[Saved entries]
--- Begin ---

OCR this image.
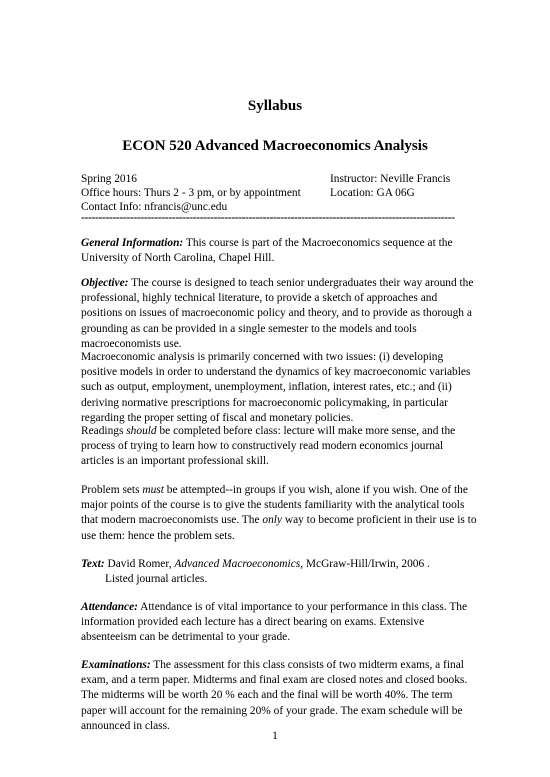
Syllabus
ECON 520 Advanced Macroeconomics Analysis
Spring 2016
Office hours: Thurs 2 - 3 pm, or by appointment
Contact Info: nfrancis@unc.edu
Instructor: Neville Francis
Location: GA 06G
-----------------------------------------------------------------------------------------------------------

General Information: This course is part of the Macroeconomics sequence at the University of North Carolina, Chapel Hill.

Objective: The course is designed to teach senior undergraduates their way around the professional, highly technical literature, to provide a sketch of approaches and positions on issues of macroeconomic policy and theory, and to provide as thorough a grounding as can be provided in a single semester to the models and tools macroeconomists use.

Macroeconomic analysis is primarily concerned with two issues: (i) developing positive models in order to understand the dynamics of key macroeconomic variables such as output, employment, unemployment, inflation, interest rates, etc.; and (ii) deriving normative prescriptions for macroeconomic policymaking, in particular regarding the proper setting of fiscal and monetary policies.

Readings should be completed before class: lecture will make more sense, and the process of trying to learn how to constructively read modern economics journal articles is an important professional skill.

Problem sets must be attempted--in groups if you wish, alone if you wish. One of the major points of the course is to give the students familiarity with the analytical tools that modern macroeconomists use. The only way to become proficient in their use is to use them: hence the problem sets.

Text: David Romer, Advanced Macroeconomics, McGraw-Hill/Irwin, 2006 .
Listed journal articles.

Attendance: Attendance is of vital importance to your performance in this class. The information provided each lecture has a direct bearing on exams. Extensive absenteeism can be detrimental to your grade.

Examinations: The assessment for this class consists of two midterm exams, a final exam, and a term paper. Midterms and final exam are closed notes and closed books. The midterms will be worth 20 % each and the final will be worth 40%. The term paper will account for the remaining 20% of your grade. The exam schedule will be announced in class.

1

--- End ---

■ **THE PROBLEM**: Quote each line of the listing exactly, but leave the pictures out.

■ **SOLVED EXERCISE**:
OCR this image.
Syllabus
ECON 520 Advanced Macroeconomics Analysis
Spring 2016
Office hours: Thurs 2 - 3 pm, or by appointment
Contact Info: nfrancis@unc.edu
Instructor: Neville Francis
Location: GA 06G
-----------------------------------------------------------------------------------------------------------

General Information: This course is part of the Macroeconomics sequence at the University of North Carolina, Chapel Hill.

Objective: The course is designed to teach senior undergraduates their way around the professional, highly technical literature, to provide a sketch of approaches and positions on issues of macroeconomic policy and theory, and to provide as thorough a grounding as can be provided in a single semester to the models and tools macroeconomists use.

Macroeconomic analysis is primarily concerned with two issues: (i) developing positive models in order to understand the dynamics of key macroeconomic variables such as output, employment, unemployment, inflation, interest rates, etc.; and (ii) deriving normative prescriptions for macroeconomic policymaking, in particular regarding the proper setting of fiscal and monetary policies.

Readings should be completed before class: lecture will make more sense, and the process of trying to learn how to constructively read modern economics journal articles is an important professional skill.

Problem sets must be attempted--in groups if you wish, alone if you wish. One of the major points of the course is to give the students familiarity with the analytical tools that modern macroeconomists use. The only way to become proficient in their use is to use them: hence the problem sets.

Text: David Romer, Advanced Macroeconomics, McGraw-Hill/Irwin, 2006 .
Listed journal articles.

Attendance: Attendance is of vital importance to your performance in this class. The information provided each lecture has a direct bearing on exams. Extensive absenteeism can be detrimental to your grade.

Examinations: The assessment for this class consists of two midterm exams, a final exam, and a term paper. Midterms and final exam are closed notes and closed books. The midterms will be worth 20 % each and the final will be worth 40%. The term paper will account for the remaining 20% of your grade. The exam schedule will be announced in class.

1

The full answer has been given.